Do this:
Copy out every line of the records where the string "title" occurs.

[Start of Exercise inputs]

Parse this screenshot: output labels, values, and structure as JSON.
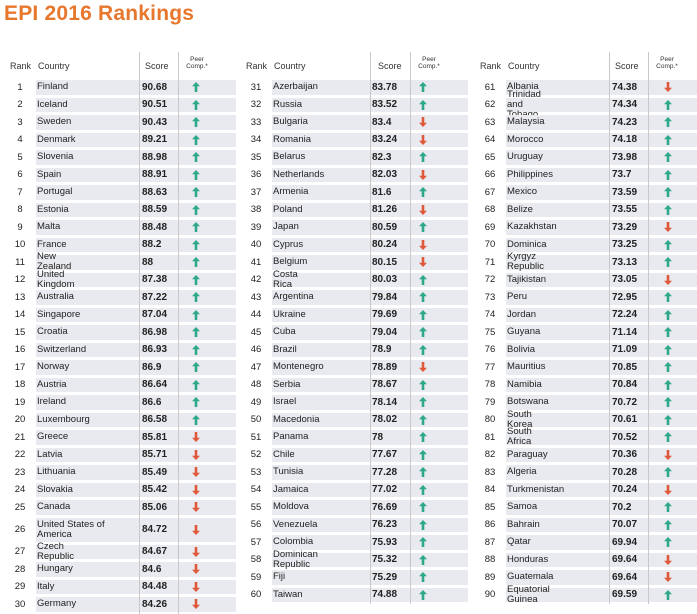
{
  "title": "EPI 2016 Rankings",
  "headers": {
    "rank": "Rank",
    "country": "Country",
    "score": "Score",
    "peer_line1": "Peer",
    "peer_line2": "Comp.*"
  },
  "colors": {
    "title": "#e8772e",
    "up": "#2ea88a",
    "down": "#e0583a",
    "band": "#e8eaef"
  },
  "columns": [
    {
      "rows": [
        {
          "rank": "1",
          "country": "Finland",
          "score": "90.68",
          "trend": "up"
        },
        {
          "rank": "2",
          "country": "Iceland",
          "score": "90.51",
          "trend": "up"
        },
        {
          "rank": "3",
          "country": "Sweden",
          "score": "90.43",
          "trend": "up"
        },
        {
          "rank": "4",
          "country": "Denmark",
          "score": "89.21",
          "trend": "up"
        },
        {
          "rank": "5",
          "country": "Slovenia",
          "score": "88.98",
          "trend": "up"
        },
        {
          "rank": "6",
          "country": "Spain",
          "score": "88.91",
          "trend": "up"
        },
        {
          "rank": "7",
          "country": "Portugal",
          "score": "88.63",
          "trend": "up"
        },
        {
          "rank": "8",
          "country": "Estonia",
          "score": "88.59",
          "trend": "up"
        },
        {
          "rank": "9",
          "country": "Malta",
          "score": "88.48",
          "trend": "up"
        },
        {
          "rank": "10",
          "country": "France",
          "score": "88.2",
          "trend": "up"
        },
        {
          "rank": "11",
          "country": "New Zealand",
          "score": "88",
          "trend": "up"
        },
        {
          "rank": "12",
          "country": "United Kingdom",
          "score": "87.38",
          "trend": "up"
        },
        {
          "rank": "13",
          "country": "Australia",
          "score": "87.22",
          "trend": "up"
        },
        {
          "rank": "14",
          "country": "Singapore",
          "score": "87.04",
          "trend": "up"
        },
        {
          "rank": "15",
          "country": "Croatia",
          "score": "86.98",
          "trend": "up"
        },
        {
          "rank": "16",
          "country": "Switzerland",
          "score": "86.93",
          "trend": "up"
        },
        {
          "rank": "17",
          "country": "Norway",
          "score": "86.9",
          "trend": "up"
        },
        {
          "rank": "18",
          "country": "Austria",
          "score": "86.64",
          "trend": "up"
        },
        {
          "rank": "19",
          "country": "Ireland",
          "score": "86.6",
          "trend": "up"
        },
        {
          "rank": "20",
          "country": "Luxembourg",
          "score": "86.58",
          "trend": "up"
        },
        {
          "rank": "21",
          "country": "Greece",
          "score": "85.81",
          "trend": "down"
        },
        {
          "rank": "22",
          "country": "Latvia",
          "score": "85.71",
          "trend": "down"
        },
        {
          "rank": "23",
          "country": "Lithuania",
          "score": "85.49",
          "trend": "down"
        },
        {
          "rank": "24",
          "country": "Slovakia",
          "score": "85.42",
          "trend": "down"
        },
        {
          "rank": "25",
          "country": "Canada",
          "score": "85.06",
          "trend": "down"
        },
        {
          "rank": "26",
          "country": "United States of America",
          "score": "84.72",
          "trend": "down"
        },
        {
          "rank": "27",
          "country": "Czech Republic",
          "score": "84.67",
          "trend": "down"
        },
        {
          "rank": "28",
          "country": "Hungary",
          "score": "84.6",
          "trend": "down"
        },
        {
          "rank": "29",
          "country": "Italy",
          "score": "84.48",
          "trend": "down"
        },
        {
          "rank": "30",
          "country": "Germany",
          "score": "84.26",
          "trend": "down"
        }
      ]
    },
    {
      "rows": [
        {
          "rank": "31",
          "country": "Azerbaijan",
          "score": "83.78",
          "trend": "up"
        },
        {
          "rank": "32",
          "country": "Russia",
          "score": "83.52",
          "trend": "up"
        },
        {
          "rank": "33",
          "country": "Bulgaria",
          "score": "83.4",
          "trend": "down"
        },
        {
          "rank": "34",
          "country": "Romania",
          "score": "83.24",
          "trend": "down"
        },
        {
          "rank": "35",
          "country": "Belarus",
          "score": "82.3",
          "trend": "up"
        },
        {
          "rank": "36",
          "country": "Netherlands",
          "score": "82.03",
          "trend": "down"
        },
        {
          "rank": "37",
          "country": "Armenia",
          "score": "81.6",
          "trend": "up"
        },
        {
          "rank": "38",
          "country": "Poland",
          "score": "81.26",
          "trend": "down"
        },
        {
          "rank": "39",
          "country": "Japan",
          "score": "80.59",
          "trend": "up"
        },
        {
          "rank": "40",
          "country": "Cyprus",
          "score": "80.24",
          "trend": "down"
        },
        {
          "rank": "41",
          "country": "Belgium",
          "score": "80.15",
          "trend": "down"
        },
        {
          "rank": "42",
          "country": "Costa Rica",
          "score": "80.03",
          "trend": "up"
        },
        {
          "rank": "43",
          "country": "Argentina",
          "score": "79.84",
          "trend": "up"
        },
        {
          "rank": "44",
          "country": "Ukraine",
          "score": "79.69",
          "trend": "up"
        },
        {
          "rank": "45",
          "country": "Cuba",
          "score": "79.04",
          "trend": "up"
        },
        {
          "rank": "46",
          "country": "Brazil",
          "score": "78.9",
          "trend": "up"
        },
        {
          "rank": "47",
          "country": "Montenegro",
          "score": "78.89",
          "trend": "down"
        },
        {
          "rank": "48",
          "country": "Serbia",
          "score": "78.67",
          "trend": "up"
        },
        {
          "rank": "49",
          "country": "Israel",
          "score": "78.14",
          "trend": "up"
        },
        {
          "rank": "50",
          "country": "Macedonia",
          "score": "78.02",
          "trend": "up"
        },
        {
          "rank": "51",
          "country": "Panama",
          "score": "78",
          "trend": "up"
        },
        {
          "rank": "52",
          "country": "Chile",
          "score": "77.67",
          "trend": "up"
        },
        {
          "rank": "53",
          "country": "Tunisia",
          "score": "77.28",
          "trend": "up"
        },
        {
          "rank": "54",
          "country": "Jamaica",
          "score": "77.02",
          "trend": "up"
        },
        {
          "rank": "55",
          "country": "Moldova",
          "score": "76.69",
          "trend": "up"
        },
        {
          "rank": "56",
          "country": "Venezuela",
          "score": "76.23",
          "trend": "up"
        },
        {
          "rank": "57",
          "country": "Colombia",
          "score": "75.93",
          "trend": "up"
        },
        {
          "rank": "58",
          "country": "Dominican Republic",
          "score": "75.32",
          "trend": "up"
        },
        {
          "rank": "59",
          "country": "Fiji",
          "score": "75.29",
          "trend": "up"
        },
        {
          "rank": "60",
          "country": "Taiwan",
          "score": "74.88",
          "trend": "up"
        }
      ]
    },
    {
      "rows": [
        {
          "rank": "61",
          "country": "Albania",
          "score": "74.38",
          "trend": "down"
        },
        {
          "rank": "62",
          "country": "Trinidad and Tobago",
          "score": "74.34",
          "trend": "up"
        },
        {
          "rank": "63",
          "country": "Malaysia",
          "score": "74.23",
          "trend": "up"
        },
        {
          "rank": "64",
          "country": "Morocco",
          "score": "74.18",
          "trend": "up"
        },
        {
          "rank": "65",
          "country": "Uruguay",
          "score": "73.98",
          "trend": "up"
        },
        {
          "rank": "66",
          "country": "Philippines",
          "score": "73.7",
          "trend": "up"
        },
        {
          "rank": "67",
          "country": "Mexico",
          "score": "73.59",
          "trend": "up"
        },
        {
          "rank": "68",
          "country": "Belize",
          "score": "73.55",
          "trend": "up"
        },
        {
          "rank": "69",
          "country": "Kazakhstan",
          "score": "73.29",
          "trend": "down"
        },
        {
          "rank": "70",
          "country": "Dominica",
          "score": "73.25",
          "trend": "up"
        },
        {
          "rank": "71",
          "country": "Kyrgyz Republic",
          "score": "73.13",
          "trend": "up"
        },
        {
          "rank": "72",
          "country": "Tajikistan",
          "score": "73.05",
          "trend": "down"
        },
        {
          "rank": "73",
          "country": "Peru",
          "score": "72.95",
          "trend": "up"
        },
        {
          "rank": "74",
          "country": "Jordan",
          "score": "72.24",
          "trend": "up"
        },
        {
          "rank": "75",
          "country": "Guyana",
          "score": "71.14",
          "trend": "up"
        },
        {
          "rank": "76",
          "country": "Bolivia",
          "score": "71.09",
          "trend": "up"
        },
        {
          "rank": "77",
          "country": "Mauritius",
          "score": "70.85",
          "trend": "up"
        },
        {
          "rank": "78",
          "country": "Namibia",
          "score": "70.84",
          "trend": "up"
        },
        {
          "rank": "79",
          "country": "Botswana",
          "score": "70.72",
          "trend": "up"
        },
        {
          "rank": "80",
          "country": "South Korea",
          "score": "70.61",
          "trend": "up"
        },
        {
          "rank": "81",
          "country": "South Africa",
          "score": "70.52",
          "trend": "up"
        },
        {
          "rank": "82",
          "country": "Paraguay",
          "score": "70.36",
          "trend": "down"
        },
        {
          "rank": "83",
          "country": "Algeria",
          "score": "70.28",
          "trend": "up"
        },
        {
          "rank": "84",
          "country": "Turkmenistan",
          "score": "70.24",
          "trend": "down"
        },
        {
          "rank": "85",
          "country": "Samoa",
          "score": "70.2",
          "trend": "up"
        },
        {
          "rank": "86",
          "country": "Bahrain",
          "score": "70.07",
          "trend": "up"
        },
        {
          "rank": "87",
          "country": "Qatar",
          "score": "69.94",
          "trend": "up"
        },
        {
          "rank": "88",
          "country": "Honduras",
          "score": "69.64",
          "trend": "down"
        },
        {
          "rank": "89",
          "country": "Guatemala",
          "score": "69.64",
          "trend": "down"
        },
        {
          "rank": "90",
          "country": "Equatorial Guinea",
          "score": "69.59",
          "trend": "up"
        }
      ]
    }
  ]
}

[End of Exercise inputs]

Task response:
  "title": "EPI 2016 Rankings",
    "title": "#e8772e",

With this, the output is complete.